Go through the entries below and count the lines holding the word "palmam". Reply with only the number, please.

Recorded data
+++++

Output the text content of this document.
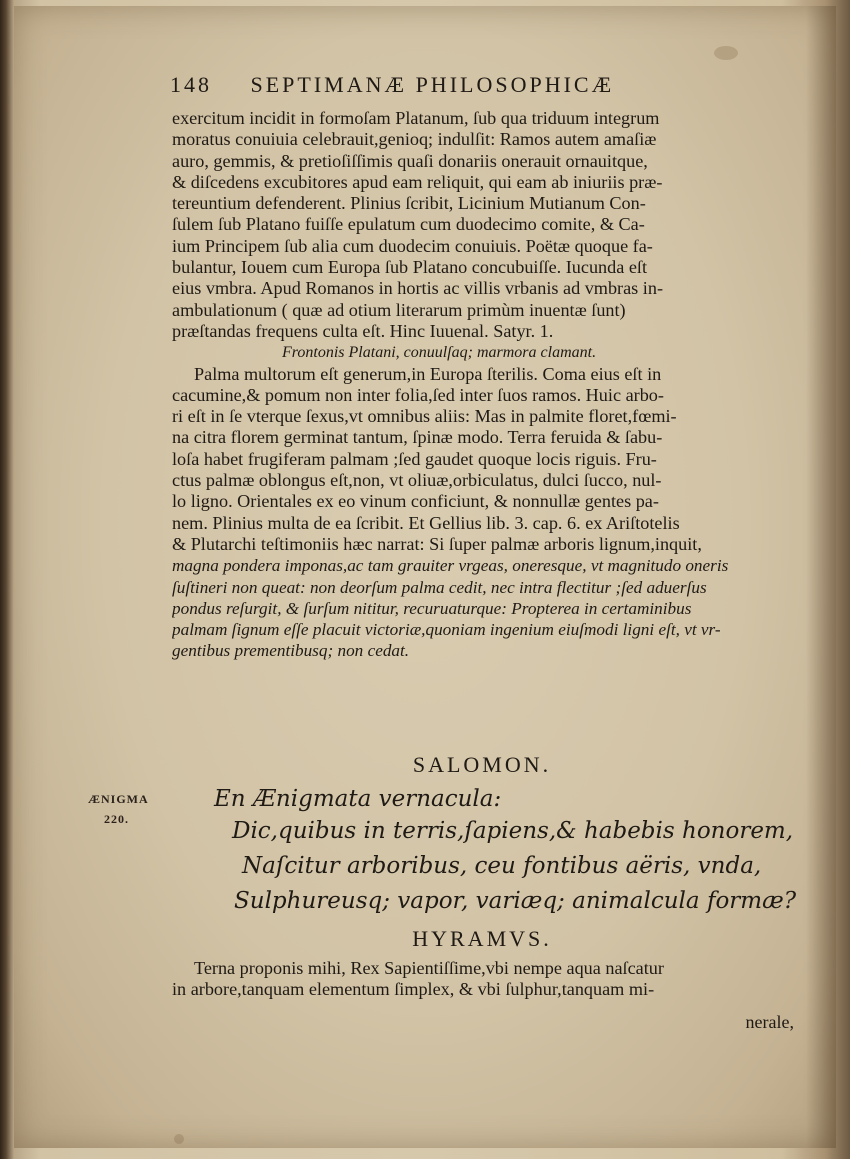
148 SEPTIMANÆ PHILOSOPHICÆ
exercitum incidit in formoſam Platanum, ſub qua triduum integrum
moratus conuiuia celebrauit,genioq; indulſit: Ramos autem amaſiæ
auro, gemmis, & pretioſiſſimis quaſi donariis onerauit ornauitque,
& diſcedens excubitores apud eam reliquit, qui eam ab iniuriis præ-
tereuntium defenderent. Plinius ſcribit, Licinium Mutianum Con-
ſulem ſub Platano fuiſſe epulatum cum duodecimo comite, & Ca-
ium Principem ſub alia cum duodecim conuiuis. Poëtæ quoque fa-
bulantur, Iouem cum Europa ſub Platano concubuiſſe. Iucunda eſt
eius vmbra. Apud Romanos in hortis ac villis vrbanis ad vmbras in-
ambulationum ( quæ ad otium literarum primùm inuentæ ſunt)
præſtandas frequens culta eſt. Hinc Iuuenal. Satyr. 1.
Frontonis Platani, conuulſaq; marmora clamant.
Palma multorum eſt generum,in Europa ſterilis. Coma eius eſt in
cacumine,& pomum non inter folia,ſed inter ſuos ramos. Huic arbo-
ri eſt in ſe vterque ſexus,vt omnibus aliis: Mas in palmite floret,fœmi-
na citra florem germinat tantum, ſpinæ modo. Terra feruida & ſabu-
loſa habet frugiferam palmam ;ſed gaudet quoque locis riguis. Fru-
ctus palmæ oblongus eſt,non, vt oliuæ,orbiculatus, dulci ſucco, nul-
lo ligno. Orientales ex eo vinum conficiunt, & nonnullæ gentes pa-
nem. Plinius multa de ea ſcribit. Et Gellius lib. 3. cap. 6. ex Ariſtotelis
& Plutarchi teſtimoniis hæc narrat: Si ſuper palmæ arboris lignum,inquit,
magna pondera imponas,ac tam grauiter vrgeas, oneresque, vt magnitudo oneris
ſuſtineri non queat: non deorſum palma cedit, nec intra flectitur ;ſed aduerſus
pondus reſurgit, & ſurſum nititur, recuruaturque: Propterea in certaminibus
palmam ſignum eſſe placuit victoriæ,quoniam ingenium eiuſmodi ligni eſt, vt vr-
gentibus prementibusq; non cedat.
SALOMON.
ÆNIGMA
220.
En Ænigmata vernacula:
Dic,quibus in terris,ſapiens,& habebis honorem,
Naſcitur arboribus, ceu fontibus aëris, vnda,
Sulphureusq; vapor, variæq; animalcula formæ?
HYRAMVS.
Terna proponis mihi, Rex Sapientiſſime,vbi nempe aqua naſcatur
in arbore,tanquam elementum ſimplex, & vbi ſulphur,tanquam mi-
nerale,
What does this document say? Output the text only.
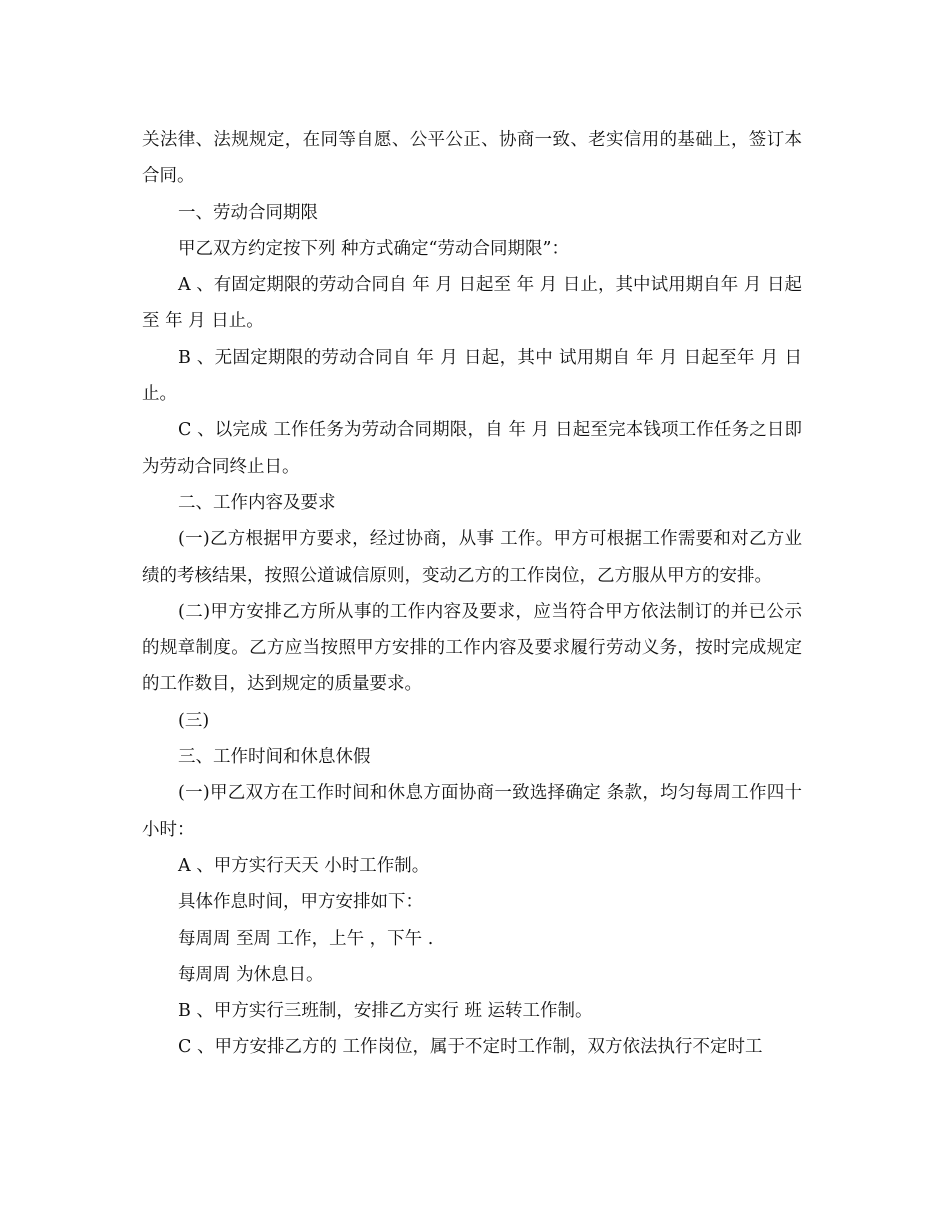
关法律、法规规定，在同等自愿、公平公正、协商一致、老实信用的基础上，签订本合同。

一、劳动合同期限

甲乙双方约定按下列 种方式确定“劳动合同期限”：

A 、有固定期限的劳动合同自 年 月 日起至 年 月 日止，其中试用期自年 月 日起至 年 月 日止。

B 、无固定期限的劳动合同自 年 月 日起，其中 试用期自 年 月 日起至年 月 日止。

C 、以完成 工作任务为劳动合同期限，自 年 月 日起至完本钱项工作任务之日即为劳动合同终止日。

二、工作内容及要求

(一)乙方根据甲方要求，经过协商，从事 工作。甲方可根据工作需要和对乙方业绩的考核结果，按照公道诚信原则，变动乙方的工作岗位，乙方服从甲方的安排。

(二)甲方安排乙方所从事的工作内容及要求，应当符合甲方依法制订的并已公示的规章制度。乙方应当按照甲方安排的工作内容及要求履行劳动义务，按时完成规定的工作数目，达到规定的质量要求。

(三)

三、工作时间和休息休假

(一)甲乙双方在工作时间和休息方面协商一致选择确定 条款，均匀每周工作四十小时：

A 、甲方实行天天 小时工作制。

具体作息时间，甲方安排如下：

每周周 至周 工作，上午 ，下午 .

每周周 为休息日。

B 、甲方实行三班制，安排乙方实行 班 运转工作制。

C 、甲方安排乙方的 工作岗位，属于不定时工作制，双方依法执行不定时工
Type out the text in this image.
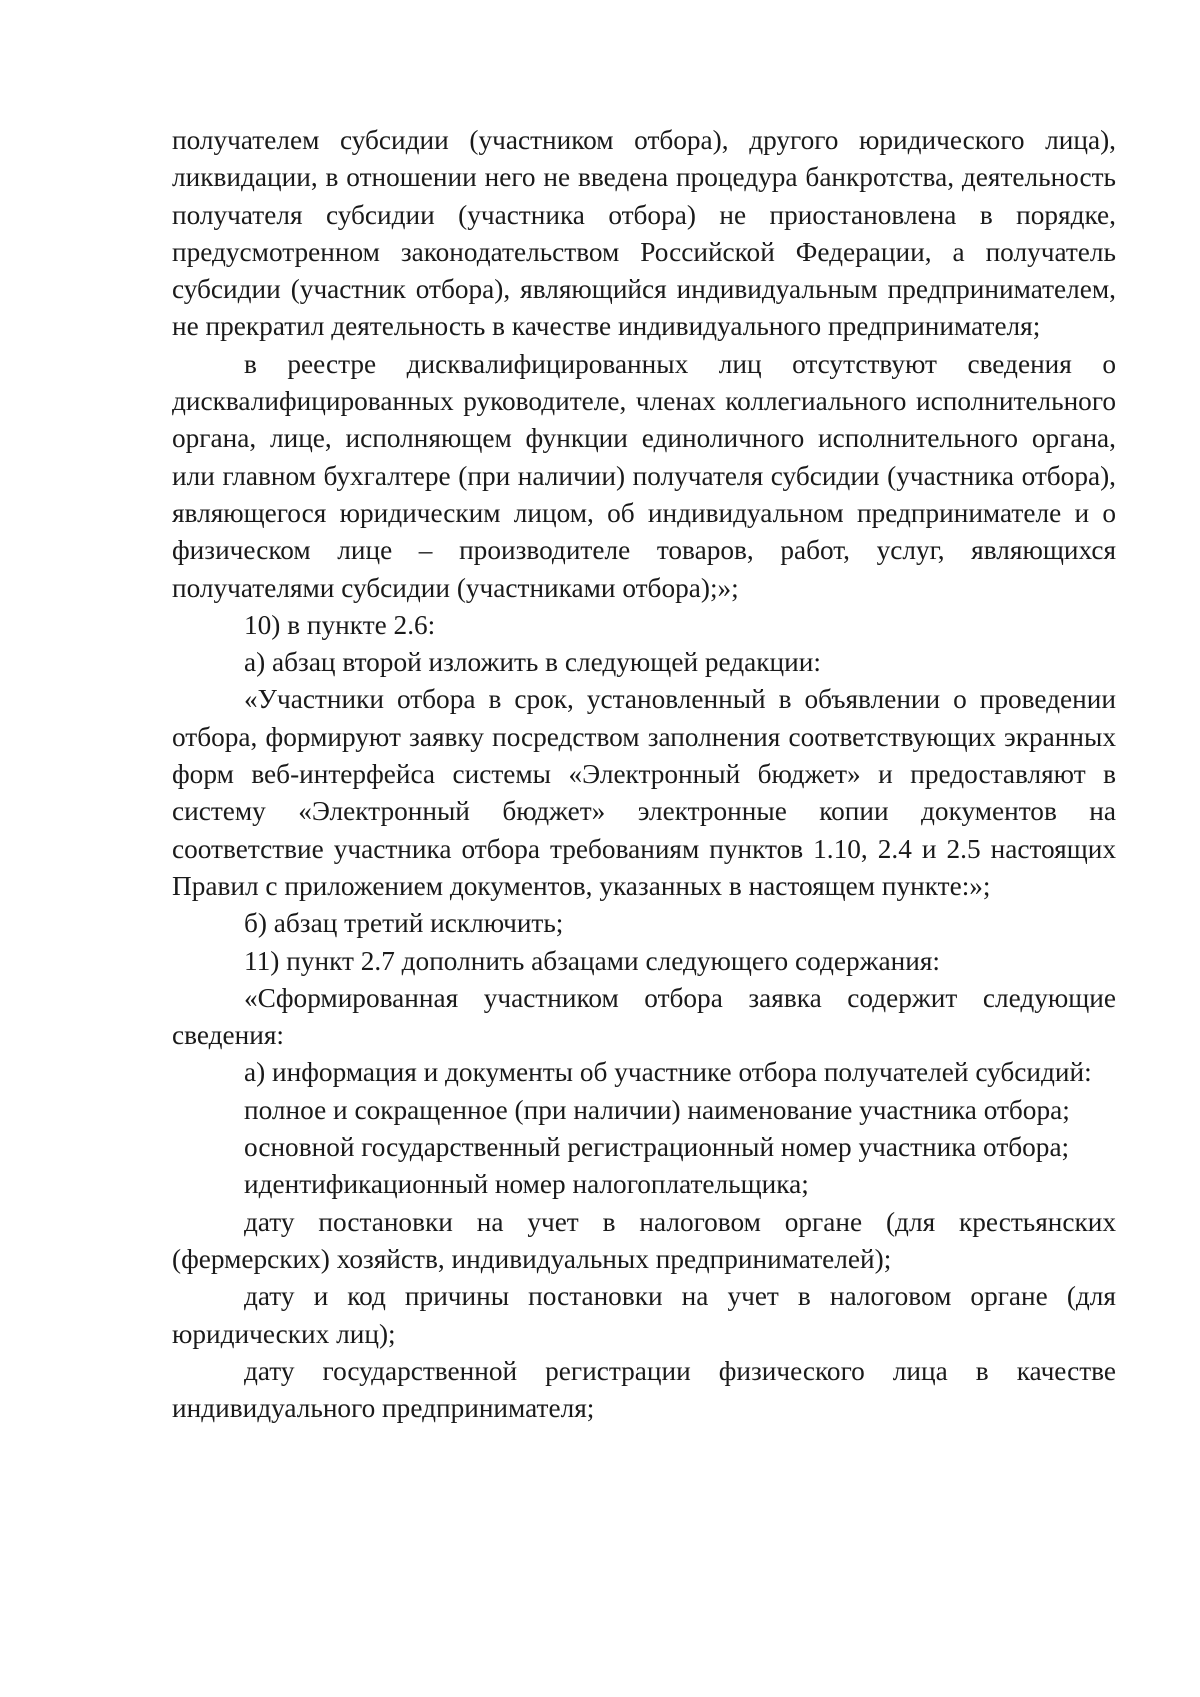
получателем субсидии (участником отбора), другого юридического лица), ликвидации, в отношении него не введена процедура банкротства, деятельность получателя субсидии (участника отбора) не приостановлена в порядке, предусмотренном законодательством Российской Федерации, а получатель субсидии (участник отбора), являющийся индивидуальным предпринимателем, не прекратил деятельность в качестве индивидуального предпринимателя;

в реестре дисквалифицированных лиц отсутствуют сведения о дисквалифицированных руководителе, членах коллегиального исполнительного органа, лице, исполняющем функции единоличного исполнительного органа, или главном бухгалтере (при наличии) получателя субсидии (участника отбора), являющегося юридическим лицом, об индивидуальном предпринимателе и о физическом лице – производителе товаров, работ, услуг, являющихся получателями субсидии (участниками отбора);»;

10) в пункте 2.6:

а) абзац второй изложить в следующей редакции:

«Участники отбора в срок, установленный в объявлении о проведении отбора, формируют заявку посредством заполнения соответствующих экранных форм веб-интерфейса системы «Электронный бюджет» и предоставляют в систему «Электронный бюджет» электронные копии документов на соответствие участника отбора требованиям пунктов 1.10, 2.4 и 2.5 настоящих Правил с приложением документов, указанных в настоящем пункте:»;

б) абзац третий исключить;

11) пункт 2.7 дополнить абзацами следующего содержания:

«Сформированная участником отбора заявка содержит следующие сведения:

а) информация и документы об участнике отбора получателей субсидий:

полное и сокращенное (при наличии) наименование участника отбора;

основной государственный регистрационный номер участника отбора;

идентификационный номер налогоплательщика;

дату постановки на учет в налоговом органе (для крестьянских (фермерских) хозяйств, индивидуальных предпринимателей);

дату и код причины постановки на учет в налоговом органе (для юридических лиц);

дату государственной регистрации физического лица в качестве индивидуального предпринимателя;
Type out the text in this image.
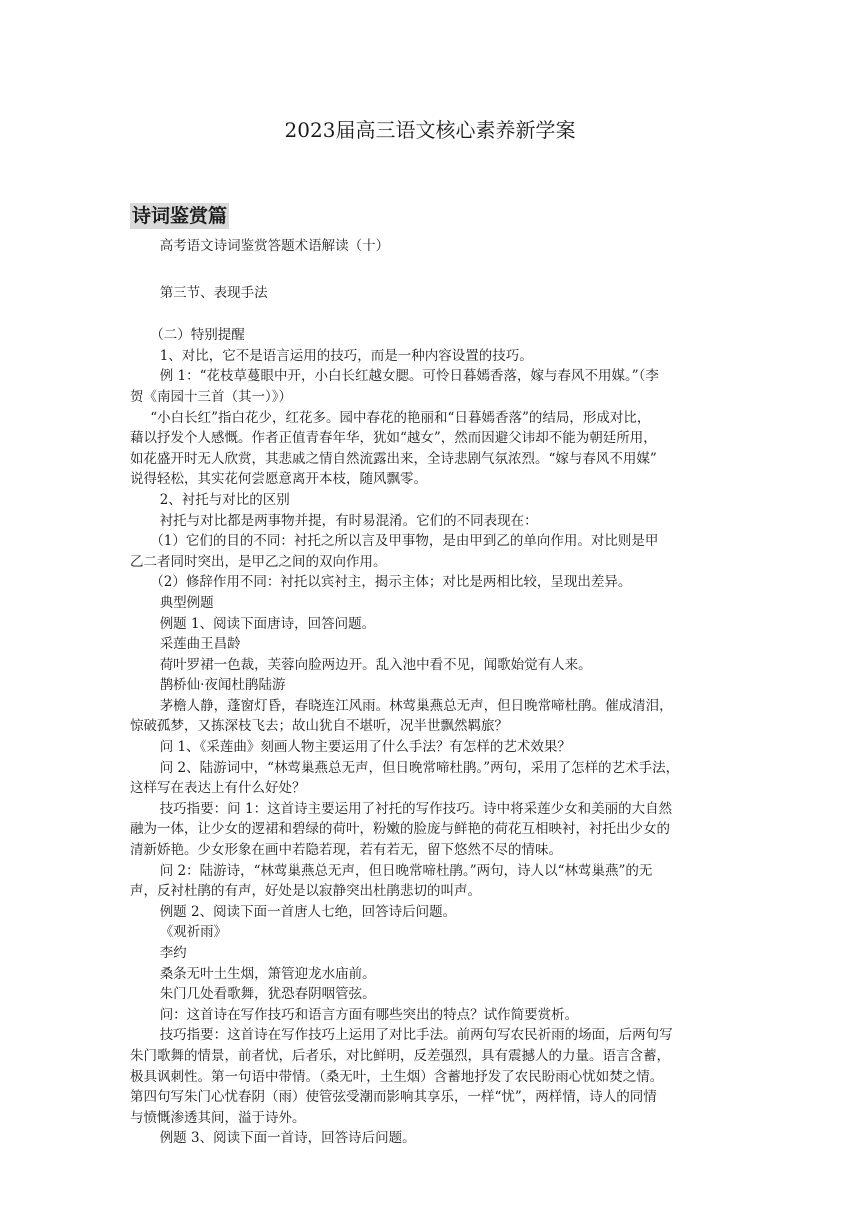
2023届高三语文核心素养新学案
诗词鉴赏篇

高考语文诗词鉴赏答题术语解读（十）

第三节、表现手法

（二）特别提醒

1、对比，它不是语言运用的技巧，而是一种内容设置的技巧。

例 1：“花枝草蔓眼中开，小白长红越女腮。可怜日暮嫣香落，嫁与春风不用媒。”（李

贺《南园十三首（其一）》）

“小白长红”指白花少，红花多。园中春花的艳丽和“日暮嫣香落”的结局，形成对比，

藉以抒发个人感慨。作者正值青春年华，犹如“越女”，然而因避父讳却不能为朝廷所用，

如花盛开时无人欣赏，其悲戚之情自然流露出来，全诗悲剧气氛浓烈。“嫁与春风不用媒”

说得轻松，其实花何尝愿意离开本枝，随风飘零。

2、衬托与对比的区别

衬托与对比都是两事物并提，有时易混淆。它们的不同表现在：

（1）它们的目的不同：衬托之所以言及甲事物，是由甲到乙的单向作用。对比则是甲

乙二者同时突出，是甲乙之间的双向作用。

（2）修辞作用不同：衬托以宾衬主，揭示主体；对比是两相比较，呈现出差异。

典型例题

例题 1、阅读下面唐诗，回答问题。

采莲曲王昌龄

荷叶罗裙一色裁，芙蓉向脸两边开。乱入池中看不见，闻歌始觉有人来。

鹊桥仙·夜闻杜鹃陆游

茅檐人静，蓬窗灯昏，春晓连江风雨。林莺巢燕总无声，但日晚常啼杜鹃。催成清泪，

惊破孤梦，又拣深枝飞去；故山犹自不堪听，况半世飘然羁旅？

问 1、《采莲曲》刻画人物主要运用了什么手法？有怎样的艺术效果？

问 2、陆游词中，“林莺巢燕总无声，但日晚常啼杜鹃。”两句，采用了怎样的艺术手法，

这样写在表达上有什么好处？

技巧指要：问 1：这首诗主要运用了衬托的写作技巧。诗中将采莲少女和美丽的大自然

融为一体，让少女的逻裙和碧绿的荷叶，粉嫩的脸庞与鲜艳的荷花互相映衬，衬托出少女的

清新娇艳。少女形象在画中若隐若现，若有若无，留下悠然不尽的情味。

问 2：陆游诗，“林莺巢燕总无声，但日晚常啼杜鹃。”两句，诗人以“林莺巢燕”的无

声，反衬杜鹃的有声，好处是以寂静突出杜鹃悲切的叫声。

例题 2、阅读下面一首唐人七绝，回答诗后问题。

《观祈雨》

李约

桑条无叶土生烟，箫管迎龙水庙前。

朱门几处看歌舞，犹恐春阴咽管弦。

问：这首诗在写作技巧和语言方面有哪些突出的特点？试作简要赏析。

技巧指要：这首诗在写作技巧上运用了对比手法。前两句写农民祈雨的场面，后两句写

朱门歌舞的情景，前者忧，后者乐，对比鲜明，反差强烈，具有震撼人的力量。语言含蓄，

极具讽刺性。第一句语中带情。（桑无叶，土生烟）含蓄地抒发了农民盼雨心忧如焚之情。

第四句写朱门心忧春阴（雨）使管弦受潮而影响其享乐，一样“忧”，两样情，诗人的同情

与愤慨渗透其间，溢于诗外。

例题 3、阅读下面一首诗，回答诗后问题。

+++++

(Correct answer) 2